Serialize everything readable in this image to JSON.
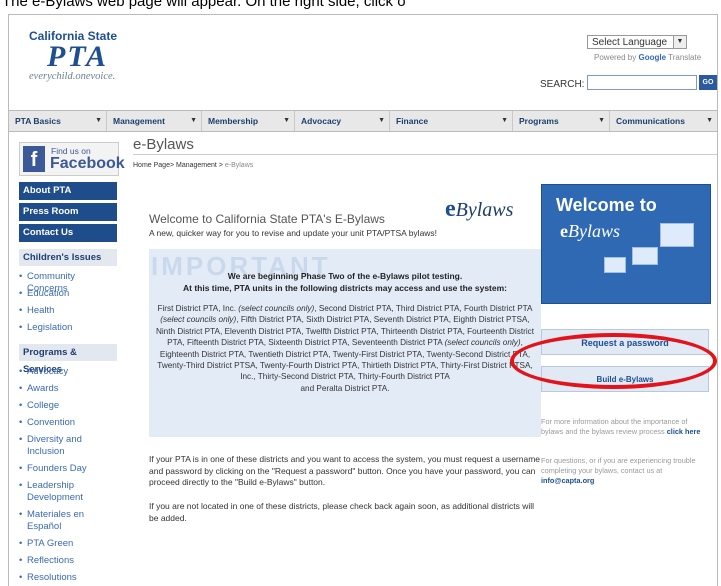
{
  "instruction": "The e-Bylaws web page will appear. On the right side, click o",
  "header": {
    "logo": {
      "line1": "California State",
      "line2": "PTA",
      "tagline": "everychild.onevoice."
    },
    "language_select": "Select Language",
    "powered_by": "Powered by",
    "google": "Google",
    "translate": "Translate",
    "search_label": "SEARCH:",
    "search_placeholder": "",
    "go_label": "GO"
  },
  "nav": {
    "items": [
      {
        "label": "PTA Basics"
      },
      {
        "label": "Management"
      },
      {
        "label": "Membership"
      },
      {
        "label": "Advocacy"
      },
      {
        "label": "Finance"
      },
      {
        "label": "Programs"
      },
      {
        "label": "Communications"
      }
    ]
  },
  "sidebar": {
    "facebook": {
      "line1": "Find us on",
      "line2": "Facebook"
    },
    "buttons": [
      "About PTA",
      "Press Room",
      "Contact Us"
    ],
    "childrens_issues": {
      "heading": "Children's Issues",
      "links": [
        "Community Concerns",
        "Education",
        "Health",
        "Legislation"
      ]
    },
    "programs": {
      "heading": "Programs & Services",
      "links": [
        "Advocacy",
        "Awards",
        "College",
        "Convention",
        "Diversity and Inclusion",
        "Founders Day",
        "Leadership Development",
        "Materiales en Español",
        "PTA Green",
        "Reflections",
        "Resolutions"
      ]
    }
  },
  "main": {
    "page_title": "e-Bylaws",
    "breadcrumb": {
      "home": "Home Page",
      "section": "Management",
      "current": "e-Bylaws"
    },
    "welcome_title": "Welcome to California State PTA's E-Bylaws",
    "welcome_sub": "A new, quicker way for you to revise and update your unit PTA/PTSA bylaws!",
    "ebylaws_logo": {
      "e": "e",
      "rest": "Bylaws"
    },
    "important": {
      "word": "IMPORTANT",
      "line1": "We are beginning Phase Two of the e-Bylaws pilot testing.",
      "line2": "At this time, PTA units in the following districts may access and use the system:",
      "districts_a": "First District PTA, Inc. ",
      "districts_a_italic": "(select councils only)",
      "districts_b": ", Second District PTA, Third District PTA, Fourth District PTA ",
      "districts_b_italic": "(select councils only)",
      "districts_c": ", Fifth District PTA, Sixth District PTA, Seventh District PTA, Eighth District PTSA, Ninth District PTA, Eleventh District PTA, Twelfth District PTA, Thirteenth District PTA, Fourteenth District PTA, Fifteenth District PTA, Sixteenth District PTA, Seventeenth District PTA ",
      "districts_c_italic": "(select councils only)",
      "districts_d": ", Eighteenth District PTA, Twentieth District PTA, Twenty-First District PTA, Twenty-Second District PTA, Twenty-Third District PTSA, Twenty-Fourth District PTA, Thirtieth District PTA, Thirty-First District PTSA, Inc., Thirty-Second District PTA, Thirty-Fourth District PTA",
      "districts_end": "and Peralta District PTA."
    },
    "para1": "If your PTA is in one of these districts and you want to access the system, you must request a username and password by clicking on the \"Request a password\" button. Once you have your password, you can proceed directly to the \"Build e-Bylaws\" button.",
    "para2": "If you are not located in one of these districts, please check back again soon, as additional districts will be added."
  },
  "right": {
    "banner_title": "Welcome to",
    "banner_sub": "Bylaws",
    "banner_e": "e",
    "request_button": "Request a password",
    "build_button": "Build e-Bylaws",
    "info1_text": "For more information about the importance of bylaws and the bylaws review process ",
    "info1_link": "click here",
    "info2_text": "For questions, or if you are experiencing trouble completing your bylaws, contact us at ",
    "info2_link": "info@capta.org"
  },
  "colors": {
    "accent": "#1f4d8c",
    "highlight": "#e2131b"
  }
}
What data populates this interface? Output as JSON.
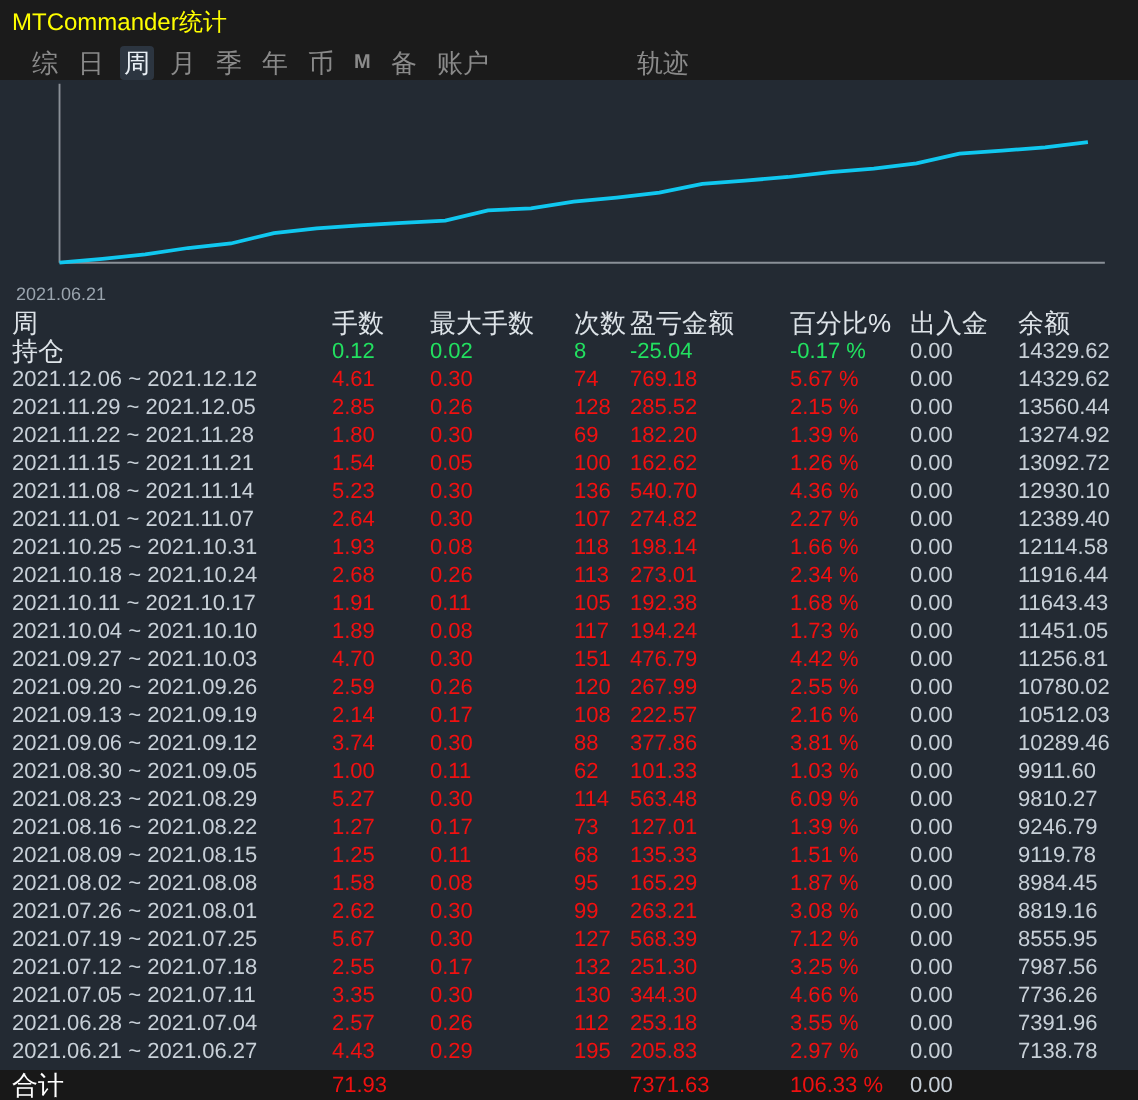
{
  "window": {
    "title": "MTCommander统计"
  },
  "tabs": [
    {
      "label": "综",
      "selected": false
    },
    {
      "label": "日",
      "selected": false
    },
    {
      "label": "周",
      "selected": true
    },
    {
      "label": "月",
      "selected": false
    },
    {
      "label": "季",
      "selected": false
    },
    {
      "label": "年",
      "selected": false
    },
    {
      "label": "币",
      "selected": false
    },
    {
      "label": "M",
      "selected": false,
      "kind": "small"
    },
    {
      "label": "备",
      "selected": false
    },
    {
      "label": "账户",
      "selected": false
    }
  ],
  "track_tab": {
    "label": "轨迹",
    "selected": false
  },
  "chart": {
    "start_label": "2021.06.21"
  },
  "table": {
    "columns": [
      "周",
      "手数",
      "最大手数",
      "次数",
      "盈亏金额",
      "百分比%",
      "出入金",
      "余额"
    ],
    "rows": [
      {
        "kind": "position",
        "period": "持仓",
        "lots": "0.12",
        "max_lots": "0.02",
        "trades": "8",
        "profit": "-25.04",
        "percent": "-0.17 %",
        "deposit": "0.00",
        "balance": "14329.62"
      },
      {
        "kind": "week",
        "period": "2021.12.06 ~ 2021.12.12",
        "lots": "4.61",
        "max_lots": "0.30",
        "trades": "74",
        "profit": "769.18",
        "percent": "5.67 %",
        "deposit": "0.00",
        "balance": "14329.62"
      },
      {
        "kind": "week",
        "period": "2021.11.29 ~ 2021.12.05",
        "lots": "2.85",
        "max_lots": "0.26",
        "trades": "128",
        "profit": "285.52",
        "percent": "2.15 %",
        "deposit": "0.00",
        "balance": "13560.44"
      },
      {
        "kind": "week",
        "period": "2021.11.22 ~ 2021.11.28",
        "lots": "1.80",
        "max_lots": "0.30",
        "trades": "69",
        "profit": "182.20",
        "percent": "1.39 %",
        "deposit": "0.00",
        "balance": "13274.92"
      },
      {
        "kind": "week",
        "period": "2021.11.15 ~ 2021.11.21",
        "lots": "1.54",
        "max_lots": "0.05",
        "trades": "100",
        "profit": "162.62",
        "percent": "1.26 %",
        "deposit": "0.00",
        "balance": "13092.72"
      },
      {
        "kind": "week",
        "period": "2021.11.08 ~ 2021.11.14",
        "lots": "5.23",
        "max_lots": "0.30",
        "trades": "136",
        "profit": "540.70",
        "percent": "4.36 %",
        "deposit": "0.00",
        "balance": "12930.10"
      },
      {
        "kind": "week",
        "period": "2021.11.01 ~ 2021.11.07",
        "lots": "2.64",
        "max_lots": "0.30",
        "trades": "107",
        "profit": "274.82",
        "percent": "2.27 %",
        "deposit": "0.00",
        "balance": "12389.40"
      },
      {
        "kind": "week",
        "period": "2021.10.25 ~ 2021.10.31",
        "lots": "1.93",
        "max_lots": "0.08",
        "trades": "118",
        "profit": "198.14",
        "percent": "1.66 %",
        "deposit": "0.00",
        "balance": "12114.58"
      },
      {
        "kind": "week",
        "period": "2021.10.18 ~ 2021.10.24",
        "lots": "2.68",
        "max_lots": "0.26",
        "trades": "113",
        "profit": "273.01",
        "percent": "2.34 %",
        "deposit": "0.00",
        "balance": "11916.44"
      },
      {
        "kind": "week",
        "period": "2021.10.11 ~ 2021.10.17",
        "lots": "1.91",
        "max_lots": "0.11",
        "trades": "105",
        "profit": "192.38",
        "percent": "1.68 %",
        "deposit": "0.00",
        "balance": "11643.43"
      },
      {
        "kind": "week",
        "period": "2021.10.04 ~ 2021.10.10",
        "lots": "1.89",
        "max_lots": "0.08",
        "trades": "117",
        "profit": "194.24",
        "percent": "1.73 %",
        "deposit": "0.00",
        "balance": "11451.05"
      },
      {
        "kind": "week",
        "period": "2021.09.27 ~ 2021.10.03",
        "lots": "4.70",
        "max_lots": "0.30",
        "trades": "151",
        "profit": "476.79",
        "percent": "4.42 %",
        "deposit": "0.00",
        "balance": "11256.81"
      },
      {
        "kind": "week",
        "period": "2021.09.20 ~ 2021.09.26",
        "lots": "2.59",
        "max_lots": "0.26",
        "trades": "120",
        "profit": "267.99",
        "percent": "2.55 %",
        "deposit": "0.00",
        "balance": "10780.02"
      },
      {
        "kind": "week",
        "period": "2021.09.13 ~ 2021.09.19",
        "lots": "2.14",
        "max_lots": "0.17",
        "trades": "108",
        "profit": "222.57",
        "percent": "2.16 %",
        "deposit": "0.00",
        "balance": "10512.03"
      },
      {
        "kind": "week",
        "period": "2021.09.06 ~ 2021.09.12",
        "lots": "3.74",
        "max_lots": "0.30",
        "trades": "88",
        "profit": "377.86",
        "percent": "3.81 %",
        "deposit": "0.00",
        "balance": "10289.46"
      },
      {
        "kind": "week",
        "period": "2021.08.30 ~ 2021.09.05",
        "lots": "1.00",
        "max_lots": "0.11",
        "trades": "62",
        "profit": "101.33",
        "percent": "1.03 %",
        "deposit": "0.00",
        "balance": "9911.60"
      },
      {
        "kind": "week",
        "period": "2021.08.23 ~ 2021.08.29",
        "lots": "5.27",
        "max_lots": "0.30",
        "trades": "114",
        "profit": "563.48",
        "percent": "6.09 %",
        "deposit": "0.00",
        "balance": "9810.27"
      },
      {
        "kind": "week",
        "period": "2021.08.16 ~ 2021.08.22",
        "lots": "1.27",
        "max_lots": "0.17",
        "trades": "73",
        "profit": "127.01",
        "percent": "1.39 %",
        "deposit": "0.00",
        "balance": "9246.79"
      },
      {
        "kind": "week",
        "period": "2021.08.09 ~ 2021.08.15",
        "lots": "1.25",
        "max_lots": "0.11",
        "trades": "68",
        "profit": "135.33",
        "percent": "1.51 %",
        "deposit": "0.00",
        "balance": "9119.78"
      },
      {
        "kind": "week",
        "period": "2021.08.02 ~ 2021.08.08",
        "lots": "1.58",
        "max_lots": "0.08",
        "trades": "95",
        "profit": "165.29",
        "percent": "1.87 %",
        "deposit": "0.00",
        "balance": "8984.45"
      },
      {
        "kind": "week",
        "period": "2021.07.26 ~ 2021.08.01",
        "lots": "2.62",
        "max_lots": "0.30",
        "trades": "99",
        "profit": "263.21",
        "percent": "3.08 %",
        "deposit": "0.00",
        "balance": "8819.16"
      },
      {
        "kind": "week",
        "period": "2021.07.19 ~ 2021.07.25",
        "lots": "5.67",
        "max_lots": "0.30",
        "trades": "127",
        "profit": "568.39",
        "percent": "7.12 %",
        "deposit": "0.00",
        "balance": "8555.95"
      },
      {
        "kind": "week",
        "period": "2021.07.12 ~ 2021.07.18",
        "lots": "2.55",
        "max_lots": "0.17",
        "trades": "132",
        "profit": "251.30",
        "percent": "3.25 %",
        "deposit": "0.00",
        "balance": "7987.56"
      },
      {
        "kind": "week",
        "period": "2021.07.05 ~ 2021.07.11",
        "lots": "3.35",
        "max_lots": "0.30",
        "trades": "130",
        "profit": "344.30",
        "percent": "4.66 %",
        "deposit": "0.00",
        "balance": "7736.26"
      },
      {
        "kind": "week",
        "period": "2021.06.28 ~ 2021.07.04",
        "lots": "2.57",
        "max_lots": "0.26",
        "trades": "112",
        "profit": "253.18",
        "percent": "3.55 %",
        "deposit": "0.00",
        "balance": "7391.96"
      },
      {
        "kind": "week",
        "period": "2021.06.21 ~ 2021.06.27",
        "lots": "4.43",
        "max_lots": "0.29",
        "trades": "195",
        "profit": "205.83",
        "percent": "2.97 %",
        "deposit": "0.00",
        "balance": "7138.78"
      }
    ],
    "total": {
      "period": "合计",
      "lots": "71.93",
      "profit": "7371.63",
      "percent": "106.33 %",
      "deposit": "0.00"
    }
  }
}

SHORT PROBLEM: Give the count of lines in the listing that hold the word "California", with no other text.

EXERCISE OUTPUT: 2